- What this task involves
Locate the lines of the listing below that hold "Output", then copy each of them.

- Exercise inputs
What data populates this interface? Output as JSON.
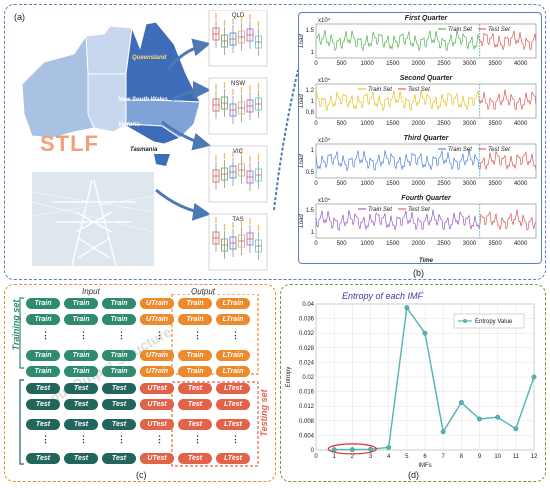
{
  "panel_labels": {
    "a": "(a)",
    "b": "(b)",
    "c": "(c)",
    "d": "(d)"
  },
  "map": {
    "stlf": "STLF",
    "regions": [
      "Queensland",
      "New South Wales",
      "Victoria",
      "Tasmania"
    ],
    "colors": {
      "light": "#a9c2e4",
      "mid": "#7fa3d6",
      "dark": "#3d6cb8",
      "pale": "#c6d7ee"
    }
  },
  "boxplot_titles": [
    "QLD",
    "NSW",
    "VIC",
    "TAS"
  ],
  "load_charts": {
    "x_ticks": [
      "0",
      "500",
      "1000",
      "1500",
      "2000",
      "2500",
      "3000",
      "3500",
      "4000"
    ],
    "xlabel": "Time",
    "ylabel": "Load",
    "exponent": "x10⁴",
    "quarters": [
      {
        "title": "First Quarter",
        "train_color": "#3aa83a",
        "test_color": "#d94040",
        "yticks": [
          "1",
          "1.5"
        ]
      },
      {
        "title": "Second Quarter",
        "train_color": "#e6b800",
        "test_color": "#d94040",
        "yticks": [
          "0.8",
          "1",
          "1.2"
        ]
      },
      {
        "title": "Third Quarter",
        "train_color": "#3a6fd8",
        "test_color": "#d94040",
        "yticks": [
          "0.5",
          "1"
        ]
      },
      {
        "title": "Fourth Quarter",
        "train_color": "#8a3fc2",
        "test_color": "#d94040",
        "yticks": [
          "1",
          "1.5"
        ]
      }
    ],
    "legend_train": "Train Set",
    "legend_test": "Test Set"
  },
  "dataset": {
    "input_label": "Input",
    "output_label": "Output",
    "training_set_label": "Training set",
    "testing_set_label": "Testing set",
    "train": "Train",
    "utrain": "UTrain",
    "ltrain": "LTrain",
    "test": "Test",
    "utest": "UTest",
    "ltest": "LTest",
    "dots": "⋮",
    "watermark": "Input Output Structure"
  },
  "chart_data": {
    "type": "line",
    "title": "Entropy of each IMF",
    "xlabel": "IMFs",
    "ylabel": "Entropy",
    "x": [
      1,
      2,
      3,
      4,
      5,
      6,
      7,
      8,
      9,
      10,
      11,
      12
    ],
    "series": [
      {
        "name": "Entropy Value",
        "values": [
          0.0001,
          0.0001,
          0.0002,
          0.0007,
          0.039,
          0.032,
          0.005,
          0.013,
          0.0085,
          0.009,
          0.0058,
          0.02
        ],
        "color": "#4fb5b5"
      }
    ],
    "xlim": [
      0,
      12
    ],
    "ylim": [
      0,
      0.04
    ],
    "yticks": [
      0,
      0.004,
      0.008,
      0.012,
      0.016,
      0.02,
      0.024,
      0.028,
      0.032,
      0.036,
      0.04
    ],
    "grid": true,
    "legend_position": "top-right"
  }
}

- Solution for this exercise
What data populates this interface? Output as JSON.
    "output_label": "Output",
    "watermark": "Input Output Structure"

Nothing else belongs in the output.